------ Given data

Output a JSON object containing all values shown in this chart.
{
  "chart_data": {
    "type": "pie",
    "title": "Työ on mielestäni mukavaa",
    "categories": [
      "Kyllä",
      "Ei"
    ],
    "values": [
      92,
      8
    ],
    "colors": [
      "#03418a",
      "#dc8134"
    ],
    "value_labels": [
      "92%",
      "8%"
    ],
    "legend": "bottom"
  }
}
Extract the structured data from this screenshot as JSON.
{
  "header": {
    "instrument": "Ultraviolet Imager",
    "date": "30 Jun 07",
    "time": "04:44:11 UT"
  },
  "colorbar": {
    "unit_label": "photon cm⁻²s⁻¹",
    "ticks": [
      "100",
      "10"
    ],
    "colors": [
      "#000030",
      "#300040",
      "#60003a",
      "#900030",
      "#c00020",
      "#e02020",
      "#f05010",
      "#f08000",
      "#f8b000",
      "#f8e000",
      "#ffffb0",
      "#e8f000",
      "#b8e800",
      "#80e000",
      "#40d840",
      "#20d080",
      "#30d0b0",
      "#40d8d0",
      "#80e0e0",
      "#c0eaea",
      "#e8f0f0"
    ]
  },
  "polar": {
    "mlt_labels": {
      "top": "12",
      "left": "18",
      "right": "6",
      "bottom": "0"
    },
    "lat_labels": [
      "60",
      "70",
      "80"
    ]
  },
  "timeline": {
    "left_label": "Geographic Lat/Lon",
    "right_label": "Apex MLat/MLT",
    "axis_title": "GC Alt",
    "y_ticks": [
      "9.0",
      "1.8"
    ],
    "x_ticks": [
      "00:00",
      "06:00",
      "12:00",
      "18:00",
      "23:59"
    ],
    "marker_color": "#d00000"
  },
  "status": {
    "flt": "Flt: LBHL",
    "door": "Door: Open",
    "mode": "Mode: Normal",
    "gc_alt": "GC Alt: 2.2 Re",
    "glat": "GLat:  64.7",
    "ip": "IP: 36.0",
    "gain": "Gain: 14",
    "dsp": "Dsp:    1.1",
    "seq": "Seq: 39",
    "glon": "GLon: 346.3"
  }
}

------------

• _Problem description_
Only the lines from the one that contains "Extract the structured" to the end of the data should be output, exactly as they appear.

• _Final result_
Extract the structured data from this screenshot as JSON.
{
  "header": {
    "instrument": "Ultraviolet Imager",
    "date": "30 Jun 07",
    "time": "04:44:11 UT"
  },
  "colorbar": {
    "unit_label": "photon cm⁻²s⁻¹",
    "ticks": [
      "100",
      "10"
    ],
    "colors": [
      "#000030",
      "#300040",
      "#60003a",
      "#900030",
      "#c00020",
      "#e02020",
      "#f05010",
      "#f08000",
      "#f8b000",
      "#f8e000",
      "#ffffb0",
      "#e8f000",
      "#b8e800",
      "#80e000",
      "#40d840",
      "#20d080",
      "#30d0b0",
      "#40d8d0",
      "#80e0e0",
      "#c0eaea",
      "#e8f0f0"
    ]
  },
  "polar": {
    "mlt_labels": {
      "top": "12",
      "left": "18",
      "right": "6",
      "bottom": "0"
    },
    "lat_labels": [
      "60",
      "70",
      "80"
    ]
  },
  "timeline": {
    "left_label": "Geographic Lat/Lon",
    "right_label": "Apex MLat/MLT",
    "axis_title": "GC Alt",
    "y_ticks": [
      "9.0",
      "1.8"
    ],
    "x_ticks": [
      "00:00",
      "06:00",
      "12:00",
      "18:00",
      "23:59"
    ],
    "marker_color": "#d00000"
  },
  "status": {
    "flt": "Flt: LBHL",
    "door": "Door: Open",
    "mode": "Mode: Normal",
    "gc_alt": "GC Alt: 2.2 Re",
    "glat": "GLat:  64.7",
    "ip": "IP: 36.0",
    "gain": "Gain: 14",
    "dsp": "Dsp:    1.1",
    "seq": "Seq: 39",
    "glon": "GLon: 346.3"
  }
}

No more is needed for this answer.